* Stored rows:
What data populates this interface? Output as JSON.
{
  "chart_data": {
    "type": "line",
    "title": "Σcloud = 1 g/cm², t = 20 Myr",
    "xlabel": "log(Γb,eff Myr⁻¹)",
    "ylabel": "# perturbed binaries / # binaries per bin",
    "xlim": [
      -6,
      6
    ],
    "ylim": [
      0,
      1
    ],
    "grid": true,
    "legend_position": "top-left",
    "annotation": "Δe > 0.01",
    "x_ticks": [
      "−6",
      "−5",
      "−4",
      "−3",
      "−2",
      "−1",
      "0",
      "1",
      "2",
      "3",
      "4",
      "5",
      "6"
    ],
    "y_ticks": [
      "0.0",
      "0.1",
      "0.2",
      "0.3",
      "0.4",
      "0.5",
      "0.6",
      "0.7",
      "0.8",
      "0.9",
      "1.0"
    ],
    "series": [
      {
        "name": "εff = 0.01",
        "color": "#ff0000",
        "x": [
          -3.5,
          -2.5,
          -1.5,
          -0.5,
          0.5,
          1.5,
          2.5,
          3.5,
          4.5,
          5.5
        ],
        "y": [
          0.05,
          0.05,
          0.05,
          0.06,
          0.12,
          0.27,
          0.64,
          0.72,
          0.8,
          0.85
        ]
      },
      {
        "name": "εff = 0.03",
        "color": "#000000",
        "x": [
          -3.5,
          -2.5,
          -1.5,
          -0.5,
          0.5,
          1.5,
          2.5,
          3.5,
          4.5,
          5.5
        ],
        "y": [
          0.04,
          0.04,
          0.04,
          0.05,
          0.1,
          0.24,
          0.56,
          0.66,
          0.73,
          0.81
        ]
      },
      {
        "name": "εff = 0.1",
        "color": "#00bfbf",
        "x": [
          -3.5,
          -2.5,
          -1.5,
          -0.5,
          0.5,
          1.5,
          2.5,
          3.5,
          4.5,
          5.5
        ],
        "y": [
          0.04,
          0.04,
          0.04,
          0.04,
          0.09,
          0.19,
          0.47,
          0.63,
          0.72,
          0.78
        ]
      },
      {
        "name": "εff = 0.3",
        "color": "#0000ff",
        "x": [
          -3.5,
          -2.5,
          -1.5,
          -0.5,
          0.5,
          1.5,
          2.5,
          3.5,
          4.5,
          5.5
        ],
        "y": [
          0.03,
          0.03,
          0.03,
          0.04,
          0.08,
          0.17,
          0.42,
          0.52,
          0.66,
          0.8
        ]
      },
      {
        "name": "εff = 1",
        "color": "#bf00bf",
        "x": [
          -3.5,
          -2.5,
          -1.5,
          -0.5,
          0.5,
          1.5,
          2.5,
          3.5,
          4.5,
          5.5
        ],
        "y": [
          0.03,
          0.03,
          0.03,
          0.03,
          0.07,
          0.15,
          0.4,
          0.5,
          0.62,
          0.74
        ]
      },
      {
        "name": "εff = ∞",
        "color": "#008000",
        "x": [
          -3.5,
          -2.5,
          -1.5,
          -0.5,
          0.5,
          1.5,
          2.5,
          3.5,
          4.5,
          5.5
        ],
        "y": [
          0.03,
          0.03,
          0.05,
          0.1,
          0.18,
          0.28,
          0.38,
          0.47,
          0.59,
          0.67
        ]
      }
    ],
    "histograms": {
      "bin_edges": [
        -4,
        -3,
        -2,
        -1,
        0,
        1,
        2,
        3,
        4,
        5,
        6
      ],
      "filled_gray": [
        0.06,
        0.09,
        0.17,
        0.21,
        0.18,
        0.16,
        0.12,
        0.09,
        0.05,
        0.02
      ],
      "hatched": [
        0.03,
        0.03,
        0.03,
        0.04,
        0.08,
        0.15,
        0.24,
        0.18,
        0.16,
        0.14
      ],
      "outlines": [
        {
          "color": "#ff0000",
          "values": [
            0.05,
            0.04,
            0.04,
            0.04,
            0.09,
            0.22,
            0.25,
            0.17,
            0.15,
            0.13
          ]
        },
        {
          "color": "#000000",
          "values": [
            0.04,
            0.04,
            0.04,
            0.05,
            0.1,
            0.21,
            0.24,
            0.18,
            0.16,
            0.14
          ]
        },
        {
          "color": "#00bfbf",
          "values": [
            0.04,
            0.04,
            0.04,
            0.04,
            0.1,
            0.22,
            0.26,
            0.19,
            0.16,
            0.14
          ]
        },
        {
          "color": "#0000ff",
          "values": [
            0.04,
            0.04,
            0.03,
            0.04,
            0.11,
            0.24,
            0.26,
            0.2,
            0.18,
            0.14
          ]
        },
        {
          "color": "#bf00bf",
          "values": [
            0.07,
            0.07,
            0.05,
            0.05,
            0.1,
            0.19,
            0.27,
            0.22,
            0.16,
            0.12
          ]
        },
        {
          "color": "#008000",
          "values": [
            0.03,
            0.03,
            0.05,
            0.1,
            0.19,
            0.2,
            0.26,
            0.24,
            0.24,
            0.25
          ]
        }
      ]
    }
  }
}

* Work to complete:
Pull out and copy each line containing the string "color".

* Solution for this exercise:
        "color": "#ff0000",
        "color": "#000000",
        "color": "#00bfbf",
        "color": "#0000ff",
        "color": "#bf00bf",
        "color": "#008000",
          "color": "#ff0000",
          "color": "#000000",
          "color": "#00bfbf",
          "color": "#0000ff",
          "color": "#bf00bf",
          "color": "#008000",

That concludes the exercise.